Set exercise — Leave the pictures out and print every record below exactly as it stands.

Records that describe figures —
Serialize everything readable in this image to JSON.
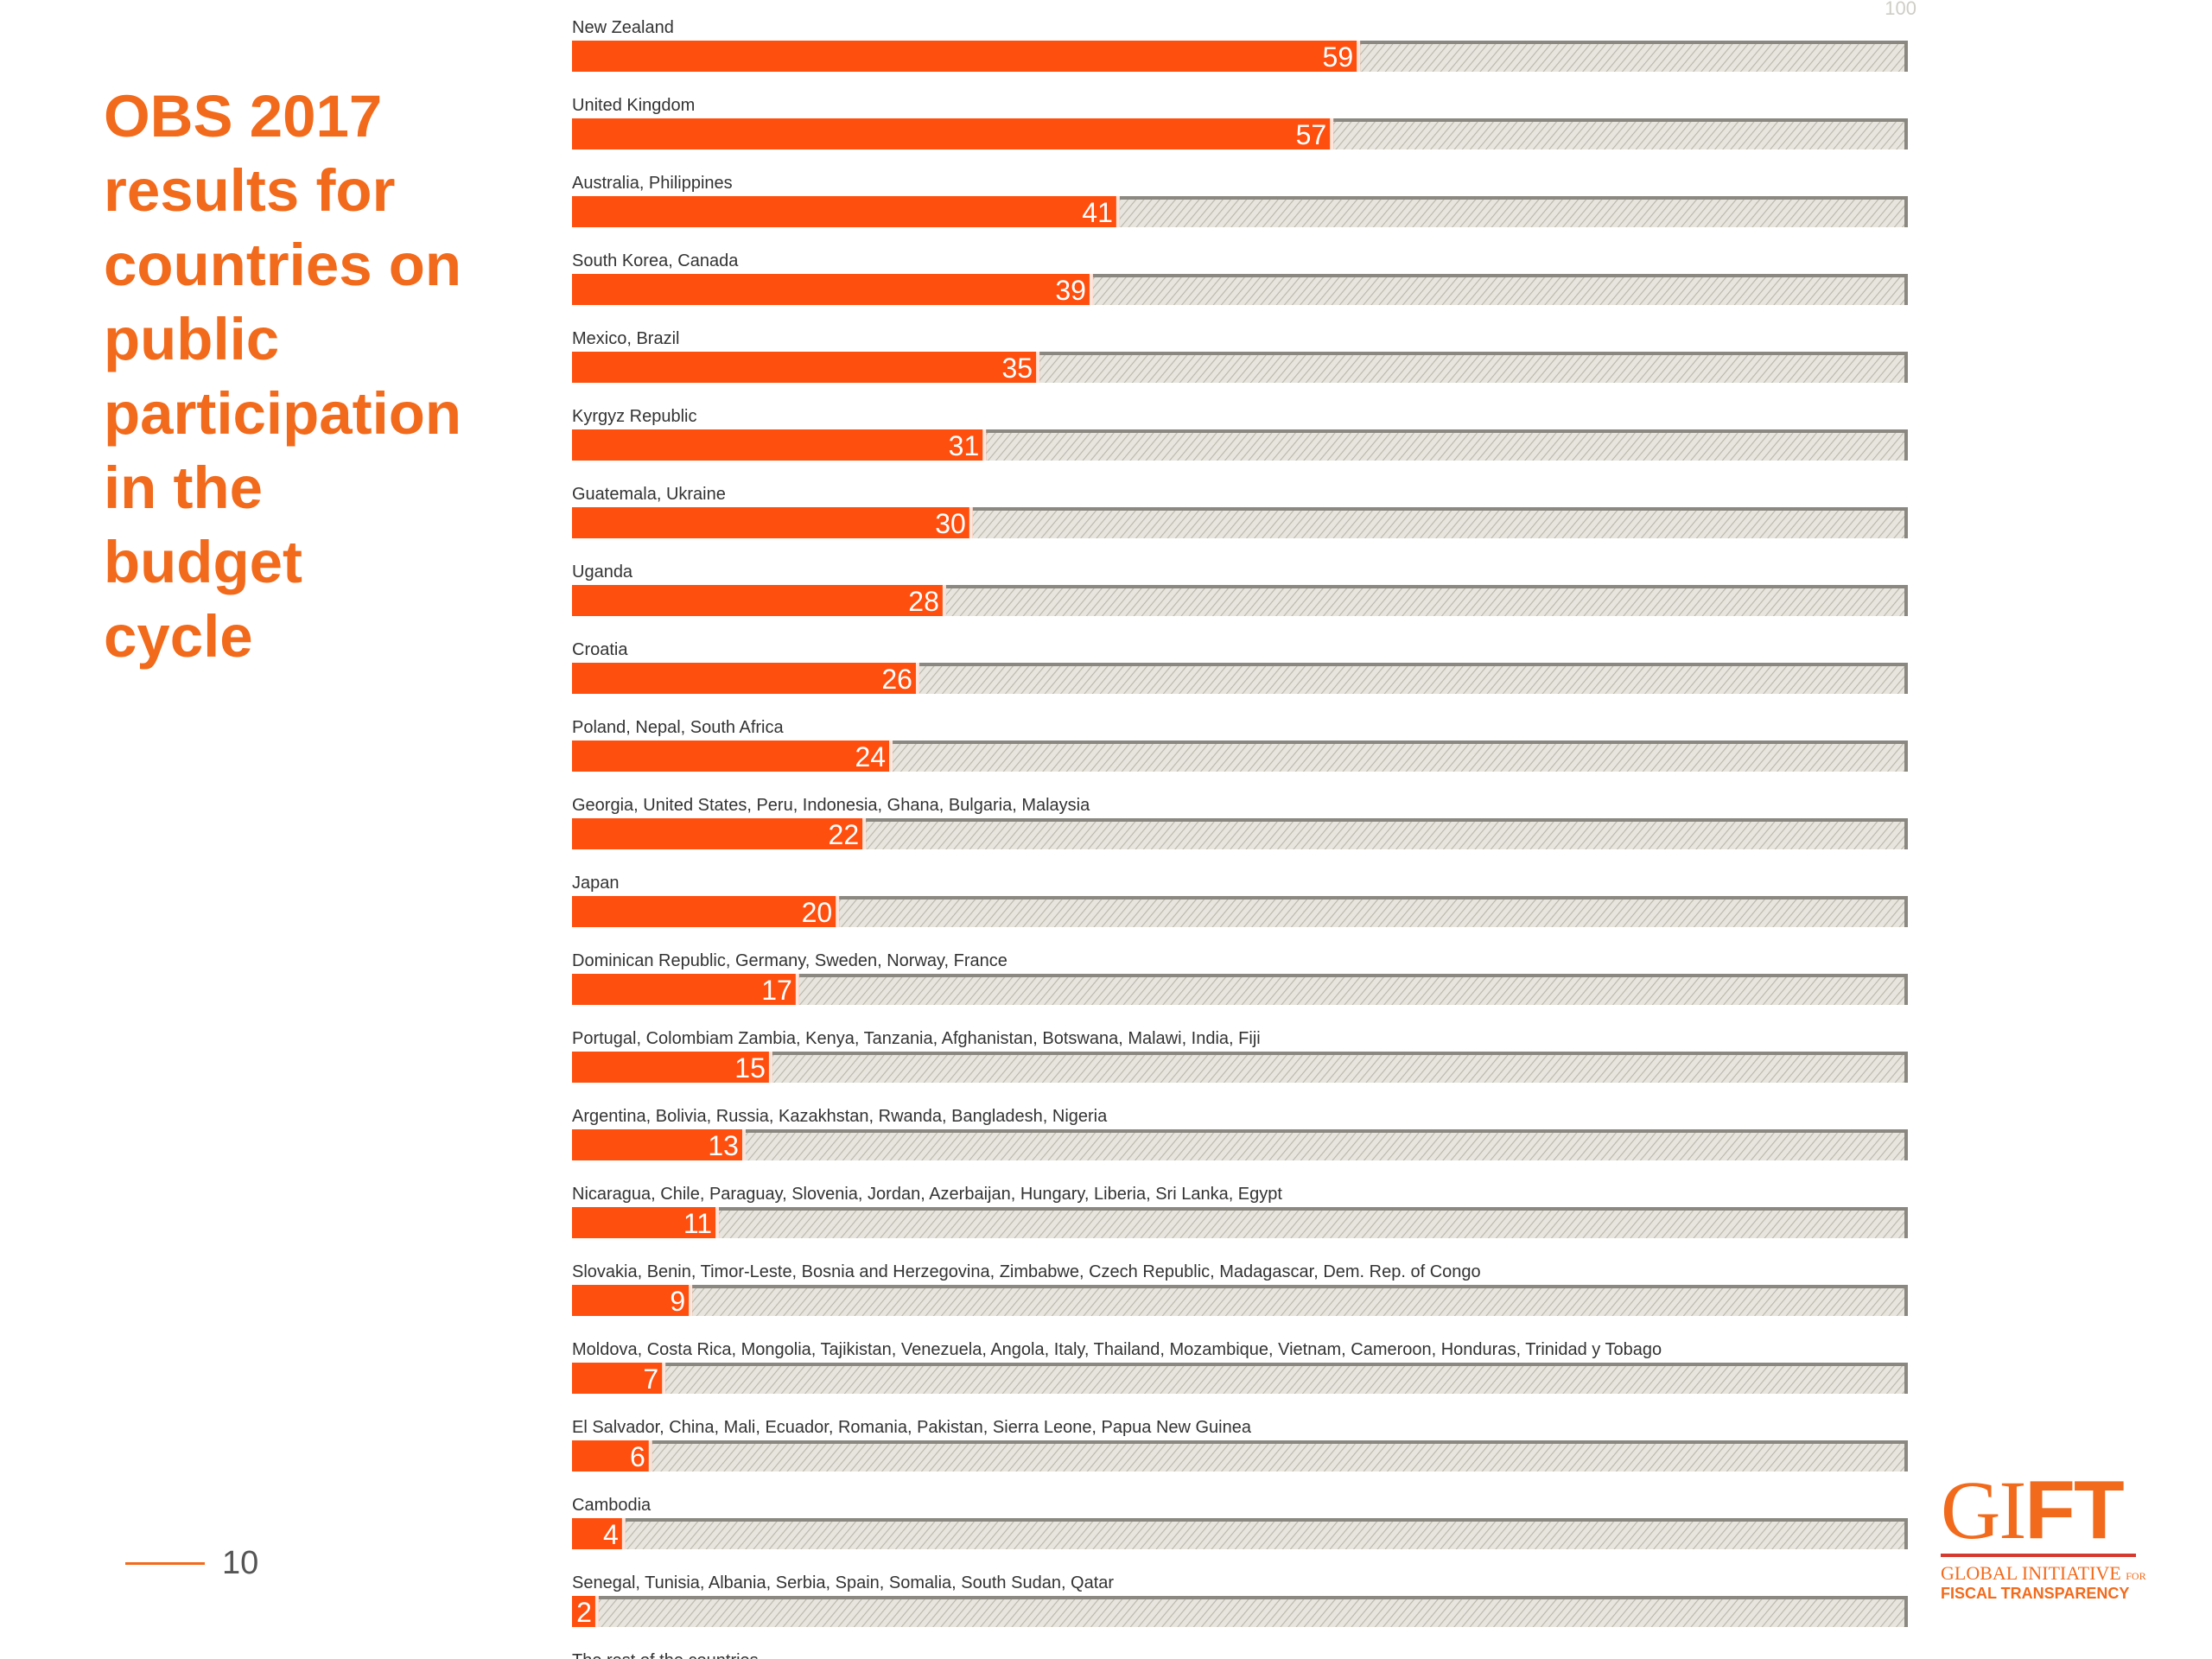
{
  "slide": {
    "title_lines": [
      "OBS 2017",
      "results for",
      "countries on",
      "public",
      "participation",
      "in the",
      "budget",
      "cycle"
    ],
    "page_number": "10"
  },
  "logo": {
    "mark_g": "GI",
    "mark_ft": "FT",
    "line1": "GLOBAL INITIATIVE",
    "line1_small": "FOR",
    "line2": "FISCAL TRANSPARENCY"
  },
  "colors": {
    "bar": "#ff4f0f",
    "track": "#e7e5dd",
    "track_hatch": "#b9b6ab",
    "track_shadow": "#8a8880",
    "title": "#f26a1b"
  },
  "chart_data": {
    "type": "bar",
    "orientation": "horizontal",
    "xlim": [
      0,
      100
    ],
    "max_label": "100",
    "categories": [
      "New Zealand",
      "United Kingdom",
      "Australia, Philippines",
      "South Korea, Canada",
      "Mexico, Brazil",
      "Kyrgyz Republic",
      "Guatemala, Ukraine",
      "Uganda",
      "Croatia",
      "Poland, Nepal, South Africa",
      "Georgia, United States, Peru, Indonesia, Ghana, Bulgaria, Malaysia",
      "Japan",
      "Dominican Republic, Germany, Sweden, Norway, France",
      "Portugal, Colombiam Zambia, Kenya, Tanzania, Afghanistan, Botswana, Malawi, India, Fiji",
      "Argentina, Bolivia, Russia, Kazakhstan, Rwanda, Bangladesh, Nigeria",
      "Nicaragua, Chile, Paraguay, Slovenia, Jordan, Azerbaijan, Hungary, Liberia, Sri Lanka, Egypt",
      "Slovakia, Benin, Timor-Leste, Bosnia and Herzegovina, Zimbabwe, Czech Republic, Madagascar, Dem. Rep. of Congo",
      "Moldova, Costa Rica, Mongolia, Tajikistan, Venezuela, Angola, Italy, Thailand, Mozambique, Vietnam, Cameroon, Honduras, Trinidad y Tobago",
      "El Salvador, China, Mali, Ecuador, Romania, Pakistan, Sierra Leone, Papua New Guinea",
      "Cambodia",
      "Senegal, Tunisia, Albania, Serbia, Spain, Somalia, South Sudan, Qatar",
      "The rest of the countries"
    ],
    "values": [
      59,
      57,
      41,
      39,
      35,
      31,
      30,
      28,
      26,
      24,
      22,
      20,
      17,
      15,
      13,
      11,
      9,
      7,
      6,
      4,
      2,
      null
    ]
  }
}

Result for this task —
Serialize everything readable in this image to JSON.
{
  "slide": {
    "title_lines": [
      "OBS 2017",
      "results for",
      "countries on",
      "public",
      "participation",
      "in the",
      "budget",
      "cycle"
    ],
    "page_number": "10"
  },
  "logo": {
    "mark_g": "GI",
    "mark_ft": "FT",
    "line1": "GLOBAL INITIATIVE",
    "line1_small": "FOR",
    "line2": "FISCAL TRANSPARENCY"
  },
  "colors": {
    "bar": "#ff4f0f",
    "track": "#e7e5dd",
    "track_hatch": "#b9b6ab",
    "track_shadow": "#8a8880",
    "title": "#f26a1b"
  },
  "chart_data": {
    "type": "bar",
    "orientation": "horizontal",
    "xlim": [
      0,
      100
    ],
    "max_label": "100",
    "categories": [
      "New Zealand",
      "United Kingdom",
      "Australia, Philippines",
      "South Korea, Canada",
      "Mexico, Brazil",
      "Kyrgyz Republic",
      "Guatemala, Ukraine",
      "Uganda",
      "Croatia",
      "Poland, Nepal, South Africa",
      "Georgia, United States, Peru, Indonesia, Ghana, Bulgaria, Malaysia",
      "Japan",
      "Dominican Republic, Germany, Sweden, Norway, France",
      "Portugal, Colombiam Zambia, Kenya, Tanzania, Afghanistan, Botswana, Malawi, India, Fiji",
      "Argentina, Bolivia, Russia, Kazakhstan, Rwanda, Bangladesh, Nigeria",
      "Nicaragua, Chile, Paraguay, Slovenia, Jordan, Azerbaijan, Hungary, Liberia, Sri Lanka, Egypt",
      "Slovakia, Benin, Timor-Leste, Bosnia and Herzegovina, Zimbabwe, Czech Republic, Madagascar, Dem. Rep. of Congo",
      "Moldova, Costa Rica, Mongolia, Tajikistan, Venezuela, Angola, Italy, Thailand, Mozambique, Vietnam, Cameroon, Honduras, Trinidad y Tobago",
      "El Salvador, China, Mali, Ecuador, Romania, Pakistan, Sierra Leone, Papua New Guinea",
      "Cambodia",
      "Senegal, Tunisia, Albania, Serbia, Spain, Somalia, South Sudan, Qatar",
      "The rest of the countries"
    ],
    "values": [
      59,
      57,
      41,
      39,
      35,
      31,
      30,
      28,
      26,
      24,
      22,
      20,
      17,
      15,
      13,
      11,
      9,
      7,
      6,
      4,
      2,
      null
    ]
  }
}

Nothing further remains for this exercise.